GOAL —
Transcribe every entry word for word. Skip the pictures.

-------------------------

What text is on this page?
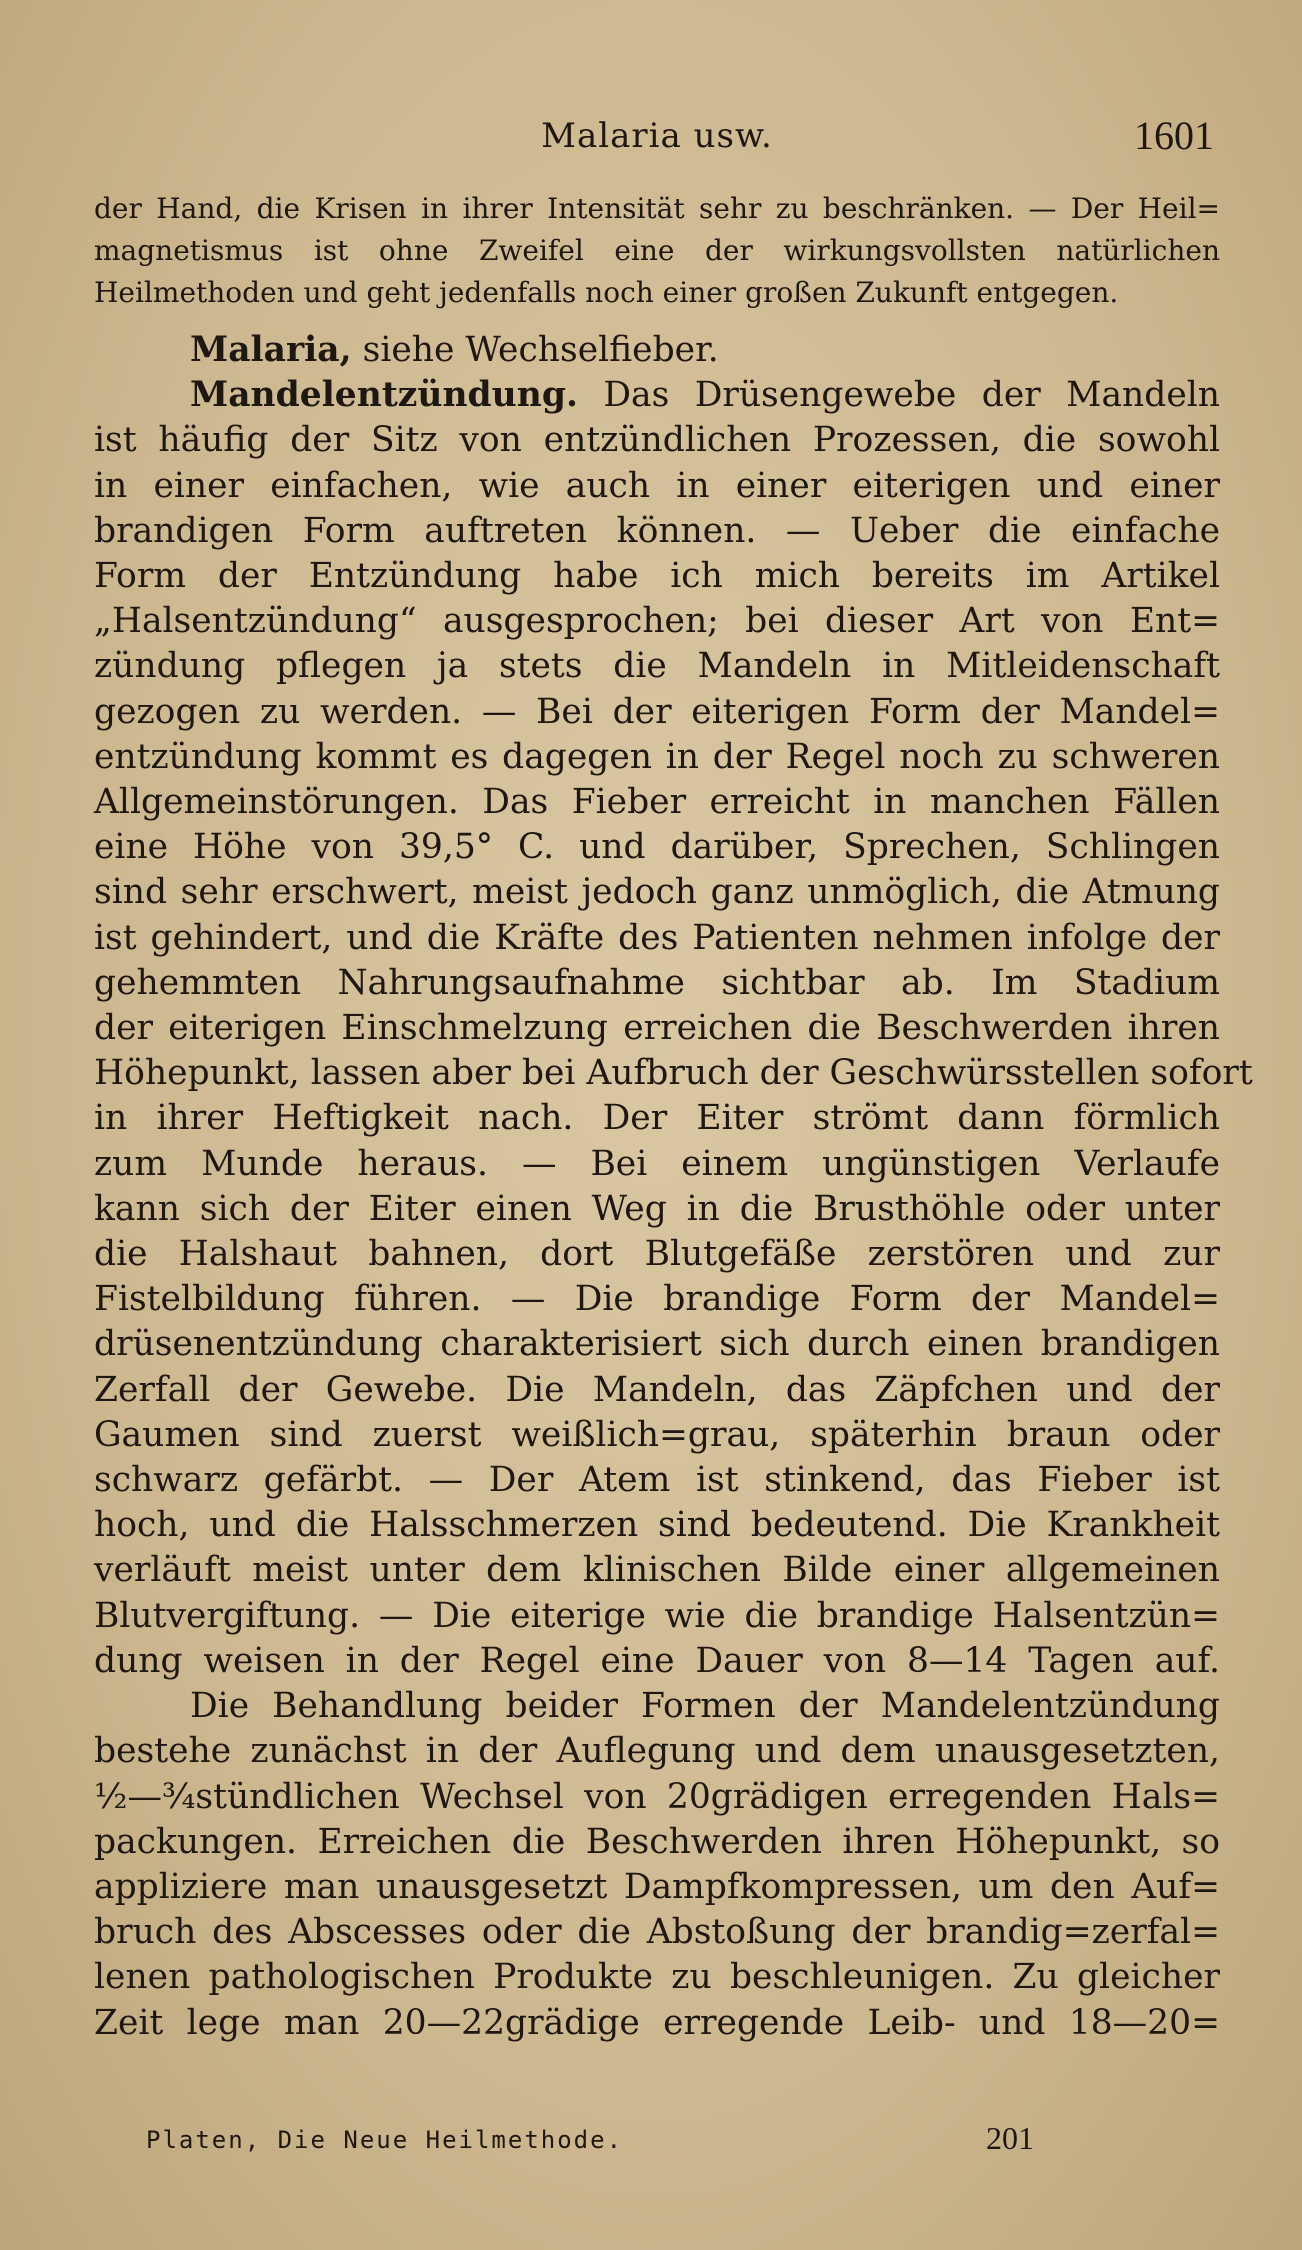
Malaria usw.	1601

der Hand, die Krisen in ihrer Intensität sehr zu beschränken. — Der Heil=
magnetismus ist ohne Zweifel eine der wirkungsvollsten natürlichen
Heilmethoden und geht jedenfalls noch einer großen Zukunft entgegen.

Malaria, siehe Wechselfieber.

Mandelentzündung. Das Drüsengewebe der Mandeln
ist häufig der Sitz von entzündlichen Prozessen, die sowohl
in einer einfachen, wie auch in einer eiterigen und einer
brandigen Form auftreten können. — Ueber die einfache
Form der Entzündung habe ich mich bereits im Artikel
„Halsentzündung“ ausgesprochen; bei dieser Art von Ent=
zündung pflegen ja stets die Mandeln in Mitleidenschaft
gezogen zu werden. — Bei der eiterigen Form der Mandel=
entzündung kommt es dagegen in der Regel noch zu schweren
Allgemeinstörungen. Das Fieber erreicht in manchen Fällen
eine Höhe von 39,5° C. und darüber, Sprechen, Schlingen
sind sehr erschwert, meist jedoch ganz unmöglich, die Atmung
ist gehindert, und die Kräfte des Patienten nehmen infolge der
gehemmten Nahrungsaufnahme sichtbar ab. Im Stadium
der eiterigen Einschmelzung erreichen die Beschwerden ihren
Höhepunkt, lassen aber bei Aufbruch der Geschwürsstellen sofort
in ihrer Heftigkeit nach. Der Eiter strömt dann förmlich
zum Munde heraus. — Bei einem ungünstigen Verlaufe
kann sich der Eiter einen Weg in die Brusthöhle oder unter
die Halshaut bahnen, dort Blutgefäße zerstören und zur
Fistelbildung führen. — Die brandige Form der Mandel=
drüsenentzündung charakterisiert sich durch einen brandigen
Zerfall der Gewebe. Die Mandeln, das Zäpfchen und der
Gaumen sind zuerst weißlich=grau, späterhin braun oder
schwarz gefärbt. — Der Atem ist stinkend, das Fieber ist
hoch, und die Halsschmerzen sind bedeutend. Die Krankheit
verläuft meist unter dem klinischen Bilde einer allgemeinen
Blutvergiftung. — Die eiterige wie die brandige Halsentzün=
dung weisen in der Regel eine Dauer von 8—14 Tagen auf.

Die Behandlung beider Formen der Mandelentzündung
bestehe zunächst in der Auflegung und dem unausgesetzten,
½—¾stündlichen Wechsel von 20grädigen erregenden Hals=
packungen. Erreichen die Beschwerden ihren Höhepunkt, so
appliziere man unausgesetzt Dampfkompressen, um den Auf=
bruch des Abscesses oder die Abstoßung der brandig=zerfal=
lenen pathologischen Produkte zu beschleunigen. Zu gleicher
Zeit lege man 20—22grädige erregende Leib- und 18—20=

Platen, Die Neue Heilmethode.	201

-------------------------

REPLY —
What text is on this page?
Malaria usw.	1601

der Hand, die Krisen in ihrer Intensität sehr zu beschränken. — Der Heil=
magnetismus ist ohne Zweifel eine der wirkungsvollsten natürlichen
Heilmethoden und geht jedenfalls noch einer großen Zukunft entgegen.

Malaria, siehe Wechselfieber.

Mandelentzündung. Das Drüsengewebe der Mandeln
ist häufig der Sitz von entzündlichen Prozessen, die sowohl
in einer einfachen, wie auch in einer eiterigen und einer
brandigen Form auftreten können. — Ueber die einfache
Form der Entzündung habe ich mich bereits im Artikel
„Halsentzündung“ ausgesprochen; bei dieser Art von Ent=
zündung pflegen ja stets die Mandeln in Mitleidenschaft
gezogen zu werden. — Bei der eiterigen Form der Mandel=
entzündung kommt es dagegen in der Regel noch zu schweren
Allgemeinstörungen. Das Fieber erreicht in manchen Fällen
eine Höhe von 39,5° C. und darüber, Sprechen, Schlingen
sind sehr erschwert, meist jedoch ganz unmöglich, die Atmung
ist gehindert, und die Kräfte des Patienten nehmen infolge der
gehemmten Nahrungsaufnahme sichtbar ab. Im Stadium
der eiterigen Einschmelzung erreichen die Beschwerden ihren
Höhepunkt, lassen aber bei Aufbruch der Geschwürsstellen sofort
in ihrer Heftigkeit nach. Der Eiter strömt dann förmlich
zum Munde heraus. — Bei einem ungünstigen Verlaufe
kann sich der Eiter einen Weg in die Brusthöhle oder unter
die Halshaut bahnen, dort Blutgefäße zerstören und zur
Fistelbildung führen. — Die brandige Form der Mandel=
drüsenentzündung charakterisiert sich durch einen brandigen
Zerfall der Gewebe. Die Mandeln, das Zäpfchen und der
Gaumen sind zuerst weißlich=grau, späterhin braun oder
schwarz gefärbt. — Der Atem ist stinkend, das Fieber ist
hoch, und die Halsschmerzen sind bedeutend. Die Krankheit
verläuft meist unter dem klinischen Bilde einer allgemeinen
Blutvergiftung. — Die eiterige wie die brandige Halsentzün=
dung weisen in der Regel eine Dauer von 8—14 Tagen auf.

Die Behandlung beider Formen der Mandelentzündung
bestehe zunächst in der Auflegung und dem unausgesetzten,
½—¾stündlichen Wechsel von 20grädigen erregenden Hals=
packungen. Erreichen die Beschwerden ihren Höhepunkt, so
appliziere man unausgesetzt Dampfkompressen, um den Auf=
bruch des Abscesses oder die Abstoßung der brandig=zerfal=
lenen pathologischen Produkte zu beschleunigen. Zu gleicher
Zeit lege man 20—22grädige erregende Leib- und 18—20=

Platen, Die Neue Heilmethode.	201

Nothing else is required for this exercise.